WHAT IS REQUIRED:
All entries are to be transcribed exactly. Pictures are not part of the copy.

*** Block opens ***

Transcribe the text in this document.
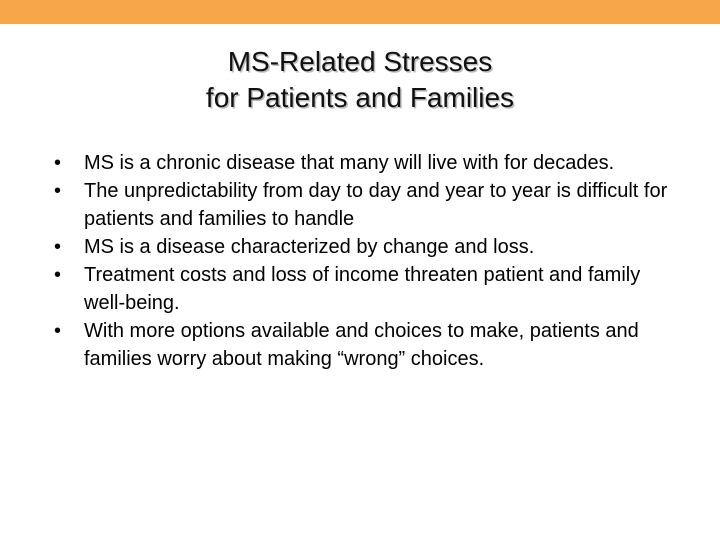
MS-Related Stresses
for Patients and Families
•	MS is a chronic disease that many will live with for decades.
•	The unpredictability from day to day and year to year is difficult for patients and families to handle
•	MS is a disease characterized by change and loss.
•	Treatment costs and loss of income threaten patient and family well-being.
•	With more options available and choices to make, patients and families worry about making “wrong” choices.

*** Block closes ***

RESPONSE:
Transcribe the text in this document.
MS-Related Stresses
for Patients and Families
•	MS is a chronic disease that many will live with for decades.
•	The unpredictability from day to day and year to year is difficult for patients and families to handle
•	MS is a disease characterized by change and loss.
•	Treatment costs and loss of income threaten patient and family well-being.
•	With more options available and choices to make, patients and families worry about making “wrong” choices.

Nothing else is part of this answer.